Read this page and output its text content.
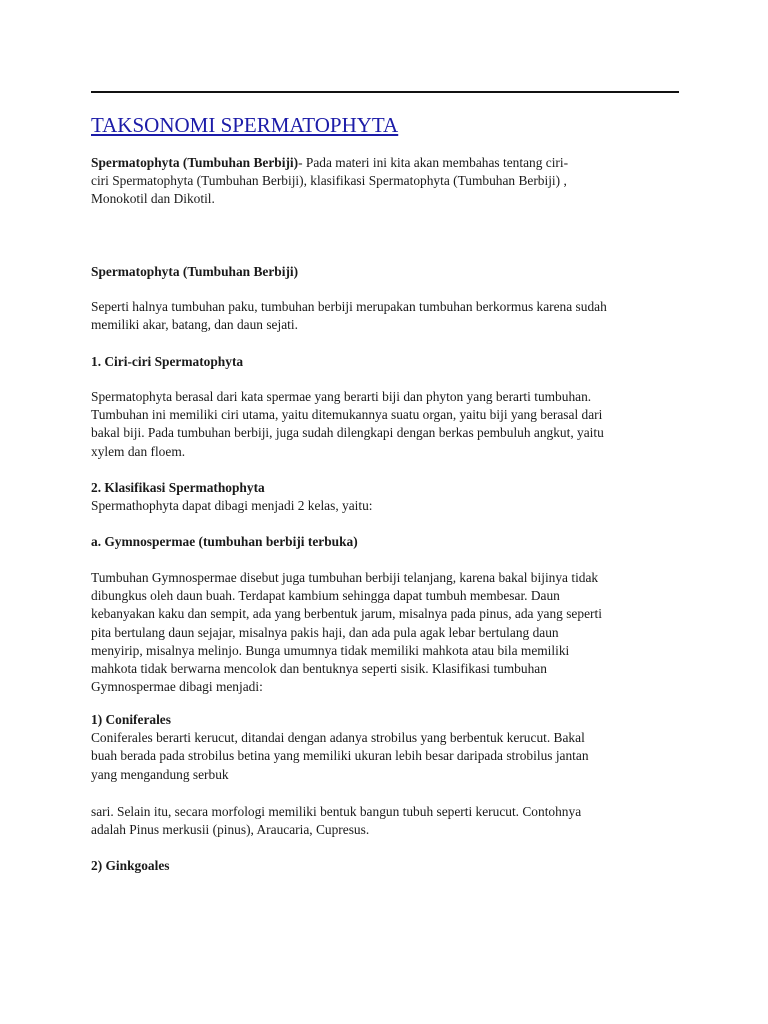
TAKSONOMI SPERMATOPHYTA
Spermatophyta (Tumbuhan Berbiji)- Pada materi ini kita akan membahas tentang ciri-
ciri Spermatophyta (Tumbuhan Berbiji), klasifikasi Spermatophyta (Tumbuhan Berbiji) ,
Monokotil dan Dikotil.
Spermatophyta (Tumbuhan Berbiji)
Seperti halnya tumbuhan paku, tumbuhan berbiji merupakan tumbuhan berkormus karena sudah
memiliki akar, batang, dan daun sejati.
1. Ciri-ciri Spermatophyta
Spermatophyta berasal dari kata spermae yang berarti biji dan phyton yang berarti tumbuhan.
Tumbuhan ini memiliki ciri utama, yaitu ditemukannya suatu organ, yaitu biji yang berasal dari
bakal biji. Pada tumbuhan berbiji, juga sudah dilengkapi dengan berkas pembuluh angkut, yaitu
xylem dan floem.
2. Klasifikasi Spermathophyta
Spermathophyta dapat dibagi menjadi 2 kelas, yaitu:
a. Gymnospermae (tumbuhan berbiji terbuka)
Tumbuhan Gymnospermae disebut juga tumbuhan berbiji telanjang, karena bakal bijinya tidak
dibungkus oleh daun buah. Terdapat kambium sehingga dapat tumbuh membesar. Daun
kebanyakan kaku dan sempit, ada yang berbentuk jarum, misalnya pada pinus, ada yang seperti
pita bertulang daun sejajar, misalnya pakis haji, dan ada pula agak lebar bertulang daun
menyirip, misalnya melinjo. Bunga umumnya tidak memiliki mahkota atau bila memiliki
mahkota tidak berwarna mencolok dan bentuknya seperti sisik. Klasifikasi tumbuhan
Gymnospermae dibagi menjadi:
1) Coniferales
Coniferales berarti kerucut, ditandai dengan adanya strobilus yang berbentuk kerucut. Bakal
buah berada pada strobilus betina yang memiliki ukuran lebih besar daripada strobilus jantan
yang mengandung serbuk
sari. Selain itu, secara morfologi memiliki bentuk bangun tubuh seperti kerucut. Contohnya
adalah Pinus merkusii (pinus), Araucaria, Cupresus.
2) Ginkgoales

**Aim:**
Repeat the listing in full and exactly. Leave any pictures out.

**Worked solution:**
Read this page and output its text content.
TAKSONOMI SPERMATOPHYTA
Spermatophyta (Tumbuhan Berbiji)- Pada materi ini kita akan membahas tentang ciri-
ciri Spermatophyta (Tumbuhan Berbiji), klasifikasi Spermatophyta (Tumbuhan Berbiji) ,
Monokotil dan Dikotil.
Spermatophyta (Tumbuhan Berbiji)
Seperti halnya tumbuhan paku, tumbuhan berbiji merupakan tumbuhan berkormus karena sudah
memiliki akar, batang, dan daun sejati.
1. Ciri-ciri Spermatophyta
Spermatophyta berasal dari kata spermae yang berarti biji dan phyton yang berarti tumbuhan.
Tumbuhan ini memiliki ciri utama, yaitu ditemukannya suatu organ, yaitu biji yang berasal dari
bakal biji. Pada tumbuhan berbiji, juga sudah dilengkapi dengan berkas pembuluh angkut, yaitu
xylem dan floem.
2. Klasifikasi Spermathophyta
Spermathophyta dapat dibagi menjadi 2 kelas, yaitu:
a. Gymnospermae (tumbuhan berbiji terbuka)
Tumbuhan Gymnospermae disebut juga tumbuhan berbiji telanjang, karena bakal bijinya tidak
dibungkus oleh daun buah. Terdapat kambium sehingga dapat tumbuh membesar. Daun
kebanyakan kaku dan sempit, ada yang berbentuk jarum, misalnya pada pinus, ada yang seperti
pita bertulang daun sejajar, misalnya pakis haji, dan ada pula agak lebar bertulang daun
menyirip, misalnya melinjo. Bunga umumnya tidak memiliki mahkota atau bila memiliki
mahkota tidak berwarna mencolok dan bentuknya seperti sisik. Klasifikasi tumbuhan
Gymnospermae dibagi menjadi:
1) Coniferales
Coniferales berarti kerucut, ditandai dengan adanya strobilus yang berbentuk kerucut. Bakal
buah berada pada strobilus betina yang memiliki ukuran lebih besar daripada strobilus jantan
yang mengandung serbuk
sari. Selain itu, secara morfologi memiliki bentuk bangun tubuh seperti kerucut. Contohnya
adalah Pinus merkusii (pinus), Araucaria, Cupresus.
2) Ginkgoales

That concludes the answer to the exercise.